» **REQUEST**
Scan the entries for the string "this" and give the number of lines that have it, nothing further.
:: RECORD EXTRACTS ::
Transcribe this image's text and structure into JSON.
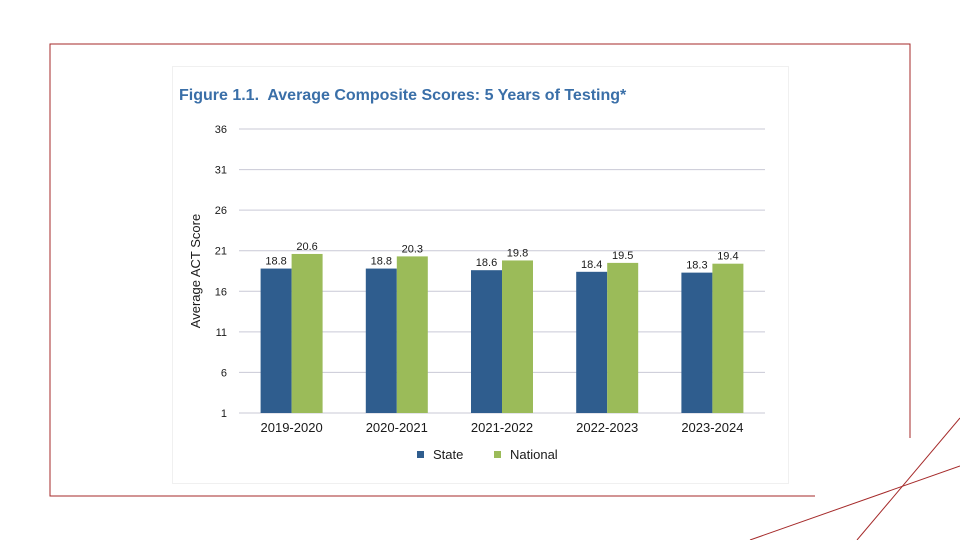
{
  "colors": {
    "frame": "#a52a2a",
    "state": "#2f5d8e",
    "national": "#9bbb59",
    "grid": "#c9c9d6",
    "title": "#3a6fa8"
  },
  "chart_data": {
    "type": "bar",
    "title": "Figure 1.1.  Average Composite Scores: 5 Years of Testing*",
    "xlabel": "",
    "ylabel": "Average ACT Score",
    "ylim": [
      1,
      36
    ],
    "yticks": [
      1,
      6,
      11,
      16,
      21,
      26,
      31,
      36
    ],
    "grid": true,
    "legend_position": "bottom",
    "categories": [
      "2019-2020",
      "2020-2021",
      "2021-2022",
      "2022-2023",
      "2023-2024"
    ],
    "series": [
      {
        "name": "State",
        "color": "#2f5d8e",
        "values": [
          18.8,
          18.8,
          18.6,
          18.4,
          18.3
        ]
      },
      {
        "name": "National",
        "color": "#9bbb59",
        "values": [
          20.6,
          20.3,
          19.8,
          19.5,
          19.4
        ]
      }
    ]
  }
}
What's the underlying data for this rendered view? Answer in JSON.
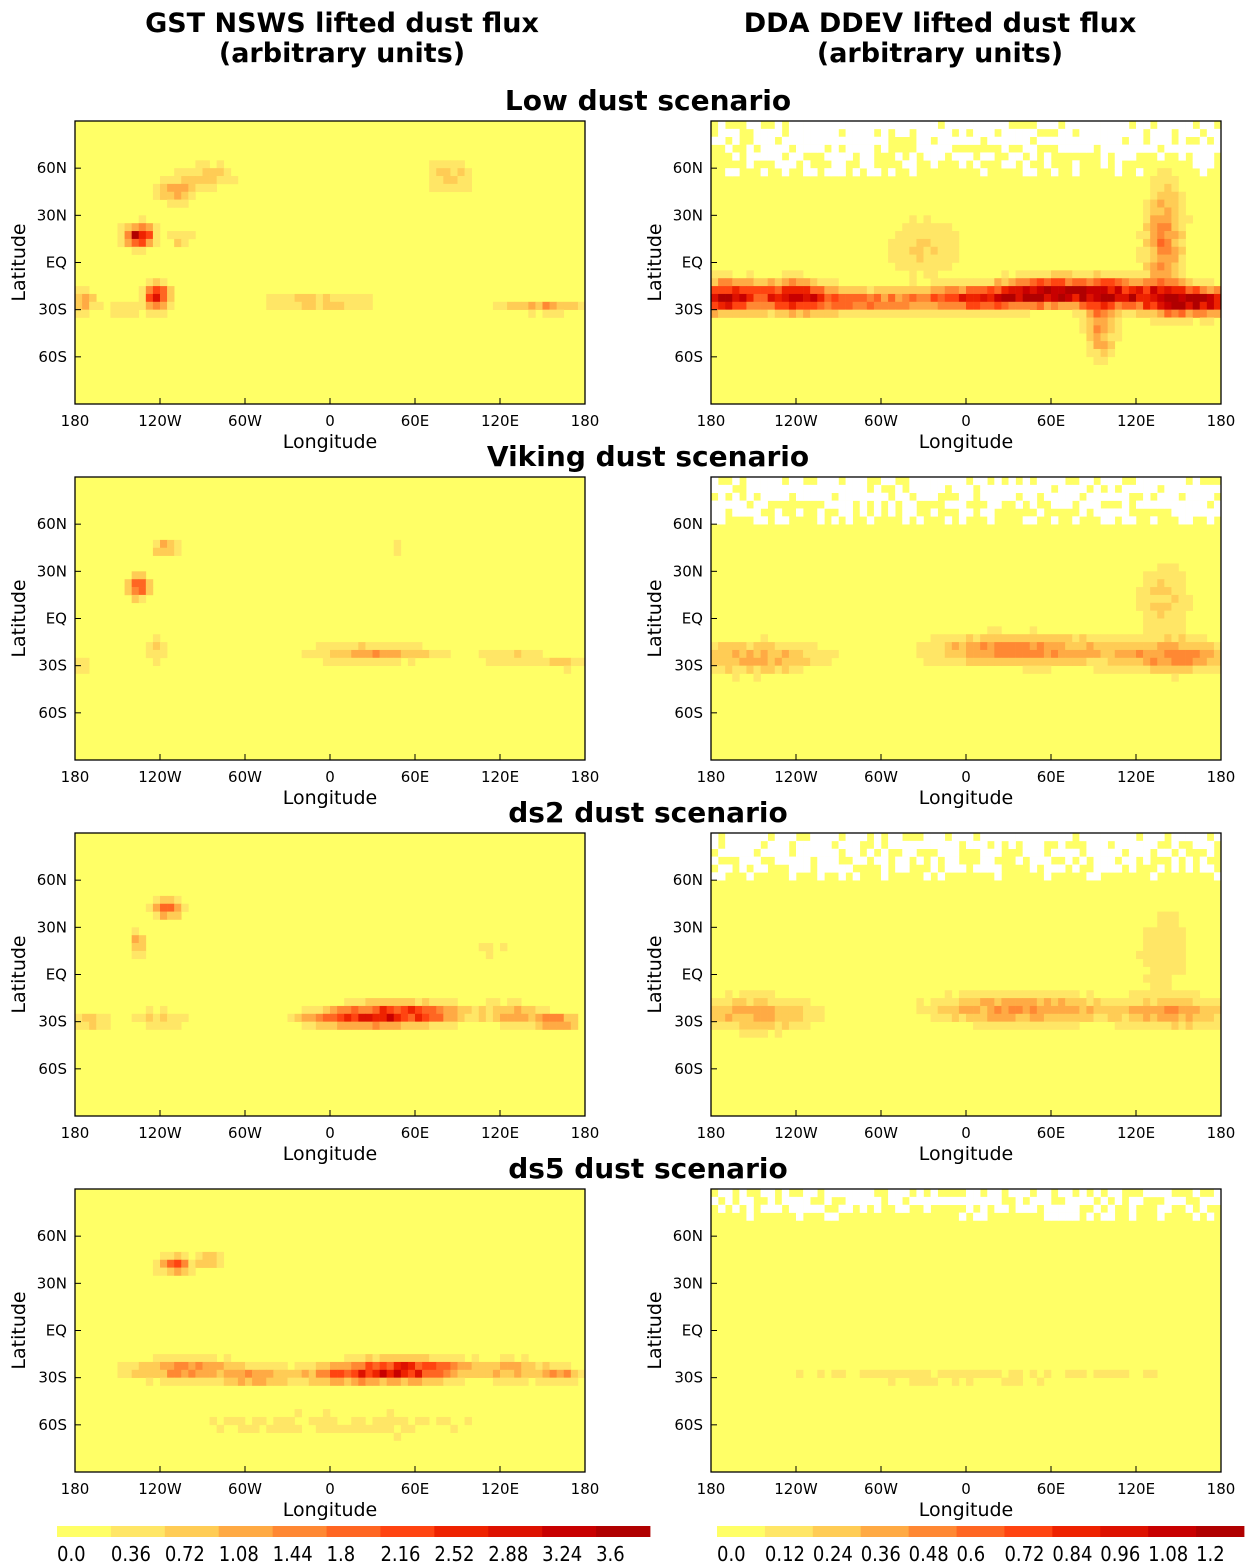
{
  "column_titles": [
    [
      "GST NSWS lifted dust flux",
      "(arbitrary units)"
    ],
    [
      "DDA DDEV lifted dust flux",
      "(arbitrary units)"
    ]
  ],
  "chart_data": {
    "type": "heatmap",
    "rows": [
      {
        "title": "Low dust scenario",
        "panels": [
          {
            "x_ticks": [
              "180",
              "120W",
              "60W",
              "0",
              "60E",
              "120E",
              "180"
            ],
            "y_ticks": [
              "60N",
              "30N",
              "EQ",
              "30S",
              "60S"
            ],
            "xlabel": "Longitude",
            "ylabel": "Latitude",
            "xlim": [
              -180,
              180
            ],
            "ylim": [
              -90,
              90
            ],
            "background_level": 0,
            "blobs": [
              {
                "lon": -135,
                "lat": 17,
                "sx": 7,
                "sy": 5,
                "v": 3.5
              },
              {
                "lon": -122,
                "lat": -22,
                "sx": 6,
                "sy": 6,
                "v": 3.1
              },
              {
                "lon": -110,
                "lat": 45,
                "sx": 10,
                "sy": 5,
                "v": 1.4
              },
              {
                "lon": -85,
                "lat": 55,
                "sx": 15,
                "sy": 6,
                "v": 0.9
              },
              {
                "lon": -175,
                "lat": -25,
                "sx": 8,
                "sy": 5,
                "v": 1.3
              },
              {
                "lon": -145,
                "lat": -30,
                "sx": 8,
                "sy": 3,
                "v": 0.8
              },
              {
                "lon": -105,
                "lat": 15,
                "sx": 6,
                "sy": 3,
                "v": 1.0
              },
              {
                "lon": -10,
                "lat": -25,
                "sx": 30,
                "sy": 4,
                "v": 1.0
              },
              {
                "lon": 85,
                "lat": 55,
                "sx": 12,
                "sy": 8,
                "v": 0.9
              },
              {
                "lon": 150,
                "lat": -28,
                "sx": 25,
                "sy": 3,
                "v": 1.3
              }
            ]
          },
          {
            "x_ticks": [
              "180",
              "120W",
              "60W",
              "0",
              "60E",
              "120E",
              "180"
            ],
            "y_ticks": [
              "60N",
              "30N",
              "EQ",
              "30S",
              "60S"
            ],
            "xlabel": "Longitude",
            "ylabel": "Latitude",
            "xlim": [
              -180,
              180
            ],
            "ylim": [
              -90,
              90
            ],
            "background_level": 0,
            "north_mask_lat": 55,
            "blobs": [
              {
                "lon": -170,
                "lat": -22,
                "sx": 18,
                "sy": 7,
                "v": 1.1
              },
              {
                "lon": -120,
                "lat": -22,
                "sx": 18,
                "sy": 7,
                "v": 1.0
              },
              {
                "lon": -70,
                "lat": -25,
                "sx": 25,
                "sy": 5,
                "v": 0.6
              },
              {
                "lon": 10,
                "lat": -23,
                "sx": 30,
                "sy": 5,
                "v": 1.0
              },
              {
                "lon": 60,
                "lat": -18,
                "sx": 25,
                "sy": 6,
                "v": 1.0
              },
              {
                "lon": 110,
                "lat": -20,
                "sx": 25,
                "sy": 6,
                "v": 0.9
              },
              {
                "lon": 160,
                "lat": -25,
                "sx": 22,
                "sy": 6,
                "v": 1.2
              },
              {
                "lon": 95,
                "lat": -40,
                "sx": 8,
                "sy": 15,
                "v": 0.5
              },
              {
                "lon": 140,
                "lat": 15,
                "sx": 10,
                "sy": 25,
                "v": 0.55
              },
              {
                "lon": -30,
                "lat": 10,
                "sx": 20,
                "sy": 15,
                "v": 0.25
              }
            ]
          }
        ]
      },
      {
        "title": "Viking dust scenario",
        "panels": [
          {
            "x_ticks": [
              "180",
              "120W",
              "60W",
              "0",
              "60E",
              "120E",
              "180"
            ],
            "y_ticks": [
              "60N",
              "30N",
              "EQ",
              "30S",
              "60S"
            ],
            "xlabel": "Longitude",
            "ylabel": "Latitude",
            "xlim": [
              -180,
              180
            ],
            "ylim": [
              -90,
              90
            ],
            "background_level": 0,
            "blobs": [
              {
                "lon": -135,
                "lat": 20,
                "sx": 5,
                "sy": 5,
                "v": 2.6
              },
              {
                "lon": -115,
                "lat": 45,
                "sx": 8,
                "sy": 4,
                "v": 1.3
              },
              {
                "lon": -122,
                "lat": -20,
                "sx": 5,
                "sy": 8,
                "v": 0.7
              },
              {
                "lon": -175,
                "lat": -28,
                "sx": 6,
                "sy": 4,
                "v": 0.7
              },
              {
                "lon": 30,
                "lat": -22,
                "sx": 35,
                "sy": 4,
                "v": 1.3
              },
              {
                "lon": 130,
                "lat": -25,
                "sx": 15,
                "sy": 4,
                "v": 0.8
              },
              {
                "lon": 165,
                "lat": -28,
                "sx": 10,
                "sy": 3,
                "v": 1.0
              },
              {
                "lon": 50,
                "lat": 45,
                "sx": 5,
                "sy": 3,
                "v": 0.6
              }
            ]
          },
          {
            "x_ticks": [
              "180",
              "120W",
              "60W",
              "0",
              "60E",
              "120E",
              "180"
            ],
            "y_ticks": [
              "60N",
              "30N",
              "EQ",
              "30S",
              "60S"
            ],
            "xlabel": "Longitude",
            "ylabel": "Latitude",
            "xlim": [
              -180,
              180
            ],
            "ylim": [
              -90,
              90
            ],
            "background_level": 0,
            "north_mask_lat": 60,
            "blobs": [
              {
                "lon": -150,
                "lat": -25,
                "sx": 35,
                "sy": 8,
                "v": 0.4
              },
              {
                "lon": 40,
                "lat": -20,
                "sx": 45,
                "sy": 7,
                "v": 0.6
              },
              {
                "lon": 150,
                "lat": -25,
                "sx": 30,
                "sy": 7,
                "v": 0.5
              },
              {
                "lon": 140,
                "lat": 10,
                "sx": 15,
                "sy": 20,
                "v": 0.25
              }
            ]
          }
        ]
      },
      {
        "title": "ds2 dust scenario",
        "panels": [
          {
            "x_ticks": [
              "180",
              "120W",
              "60W",
              "0",
              "60E",
              "120E",
              "180"
            ],
            "y_ticks": [
              "60N",
              "30N",
              "EQ",
              "30S",
              "60S"
            ],
            "xlabel": "Longitude",
            "ylabel": "Latitude",
            "xlim": [
              -180,
              180
            ],
            "ylim": [
              -90,
              90
            ],
            "background_level": 0,
            "blobs": [
              {
                "lon": -115,
                "lat": 42,
                "sx": 7,
                "sy": 4,
                "v": 2.3
              },
              {
                "lon": -135,
                "lat": 20,
                "sx": 4,
                "sy": 5,
                "v": 1.4
              },
              {
                "lon": 50,
                "lat": -25,
                "sx": 30,
                "sy": 5,
                "v": 2.6
              },
              {
                "lon": 10,
                "lat": -28,
                "sx": 25,
                "sy": 4,
                "v": 1.4
              },
              {
                "lon": 130,
                "lat": -25,
                "sx": 15,
                "sy": 5,
                "v": 1.2
              },
              {
                "lon": 160,
                "lat": -30,
                "sx": 10,
                "sy": 3,
                "v": 2.0
              },
              {
                "lon": -170,
                "lat": -30,
                "sx": 10,
                "sy": 5,
                "v": 0.8
              },
              {
                "lon": -120,
                "lat": -28,
                "sx": 15,
                "sy": 5,
                "v": 0.8
              },
              {
                "lon": 115,
                "lat": 15,
                "sx": 15,
                "sy": 15,
                "v": 0.4
              }
            ]
          },
          {
            "x_ticks": [
              "180",
              "120W",
              "60W",
              "0",
              "60E",
              "120E",
              "180"
            ],
            "y_ticks": [
              "60N",
              "30N",
              "EQ",
              "30S",
              "60S"
            ],
            "xlabel": "Longitude",
            "ylabel": "Latitude",
            "xlim": [
              -180,
              180
            ],
            "ylim": [
              -90,
              90
            ],
            "background_level": 0,
            "north_mask_lat": 60,
            "blobs": [
              {
                "lon": -150,
                "lat": -25,
                "sx": 30,
                "sy": 8,
                "v": 0.45
              },
              {
                "lon": 40,
                "lat": -22,
                "sx": 45,
                "sy": 7,
                "v": 0.5
              },
              {
                "lon": 150,
                "lat": -25,
                "sx": 30,
                "sy": 7,
                "v": 0.4
              },
              {
                "lon": 140,
                "lat": 15,
                "sx": 15,
                "sy": 20,
                "v": 0.22
              }
            ]
          }
        ]
      },
      {
        "title": "ds5 dust scenario",
        "panels": [
          {
            "x_ticks": [
              "180",
              "120W",
              "60W",
              "0",
              "60E",
              "120E",
              "180"
            ],
            "y_ticks": [
              "60N",
              "30N",
              "EQ",
              "30S",
              "60S"
            ],
            "xlabel": "Longitude",
            "ylabel": "Latitude",
            "xlim": [
              -180,
              180
            ],
            "ylim": [
              -90,
              90
            ],
            "background_level": 0,
            "blobs": [
              {
                "lon": -110,
                "lat": 42,
                "sx": 8,
                "sy": 4,
                "v": 2.2
              },
              {
                "lon": -85,
                "lat": 45,
                "sx": 6,
                "sy": 4,
                "v": 1.3
              },
              {
                "lon": 55,
                "lat": -25,
                "sx": 30,
                "sy": 5,
                "v": 2.8
              },
              {
                "lon": 10,
                "lat": -28,
                "sx": 25,
                "sy": 4,
                "v": 1.5
              },
              {
                "lon": -100,
                "lat": -25,
                "sx": 30,
                "sy": 5,
                "v": 1.6
              },
              {
                "lon": -50,
                "lat": -30,
                "sx": 15,
                "sy": 4,
                "v": 1.2
              },
              {
                "lon": 130,
                "lat": -25,
                "sx": 15,
                "sy": 5,
                "v": 1.2
              },
              {
                "lon": 165,
                "lat": -28,
                "sx": 10,
                "sy": 4,
                "v": 1.4
              },
              {
                "lon": 0,
                "lat": -60,
                "sx": 150,
                "sy": 12,
                "v": 0.4
              }
            ]
          },
          {
            "x_ticks": [
              "180",
              "120W",
              "60W",
              "0",
              "60E",
              "120E",
              "180"
            ],
            "y_ticks": [
              "60N",
              "30N",
              "EQ",
              "30S",
              "60S"
            ],
            "xlabel": "Longitude",
            "ylabel": "Latitude",
            "xlim": [
              -180,
              180
            ],
            "ylim": [
              -90,
              90
            ],
            "background_level": 0,
            "north_mask_lat": 70,
            "blobs": [
              {
                "lon": 0,
                "lat": -28,
                "sx": 160,
                "sy": 6,
                "v": 0.15
              }
            ]
          }
        ]
      }
    ],
    "colorbars": [
      {
        "ticks": [
          "0.0",
          "0.36",
          "0.72",
          "1.08",
          "1.44",
          "1.8",
          "2.16",
          "2.52",
          "2.88",
          "3.24",
          "3.6"
        ],
        "levels": [
          0,
          0.36,
          0.72,
          1.08,
          1.44,
          1.8,
          2.16,
          2.52,
          2.88,
          3.24,
          3.6,
          3.96
        ]
      },
      {
        "ticks": [
          "0.0",
          "0.12",
          "0.24",
          "0.36",
          "0.48",
          "0.6",
          "0.72",
          "0.84",
          "0.96",
          "1.08",
          "1.2"
        ],
        "levels": [
          0,
          0.12,
          0.24,
          0.36,
          0.48,
          0.6,
          0.72,
          0.84,
          0.96,
          1.08,
          1.2,
          1.32
        ]
      }
    ],
    "colors": [
      "#ffff66",
      "#ffe666",
      "#ffcc55",
      "#ffaa44",
      "#ff8833",
      "#ff6622",
      "#ff4411",
      "#ee2200",
      "#dd1100",
      "#c80000",
      "#b00000"
    ]
  }
}
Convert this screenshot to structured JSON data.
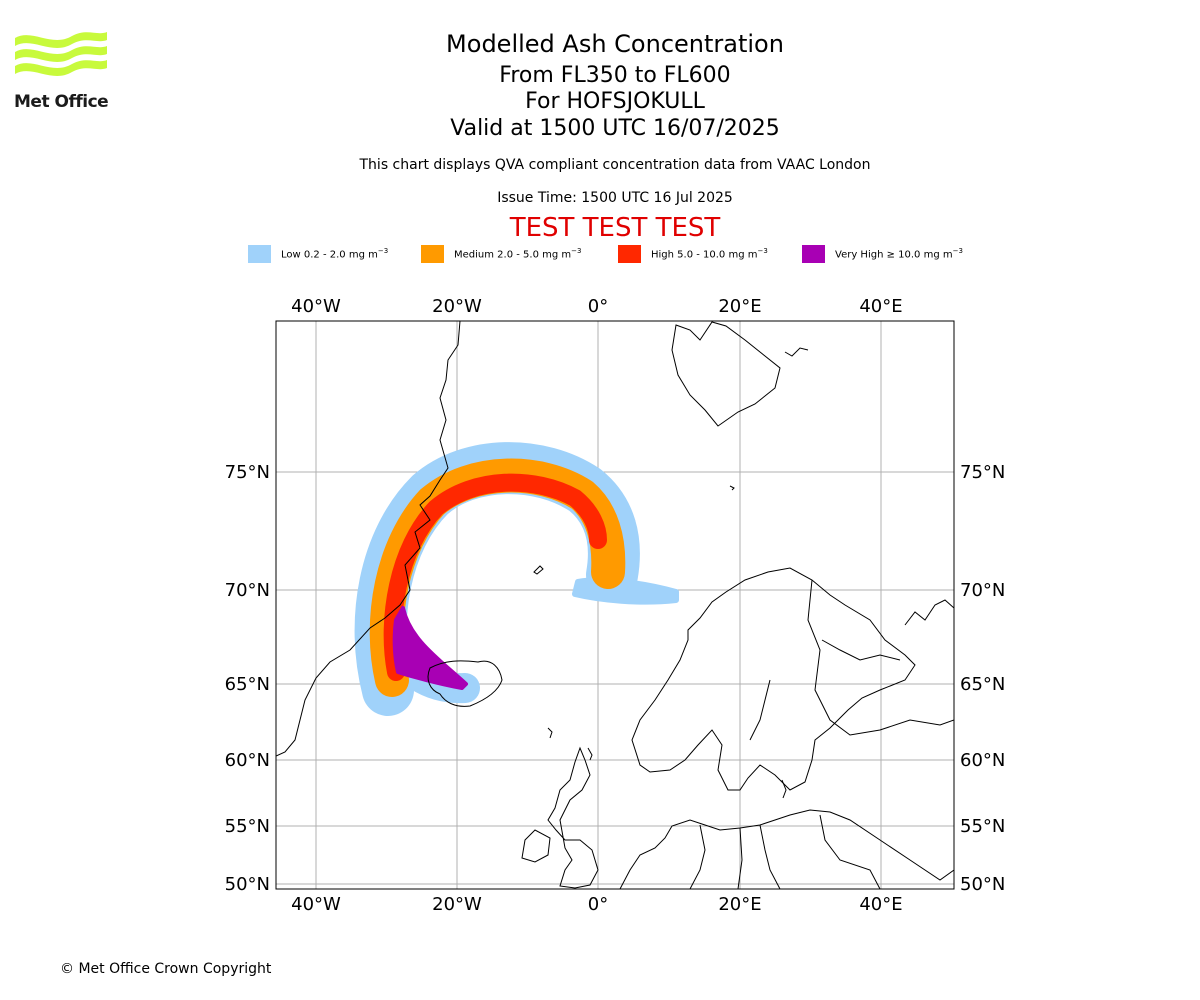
:::
» **OUTPUT**
3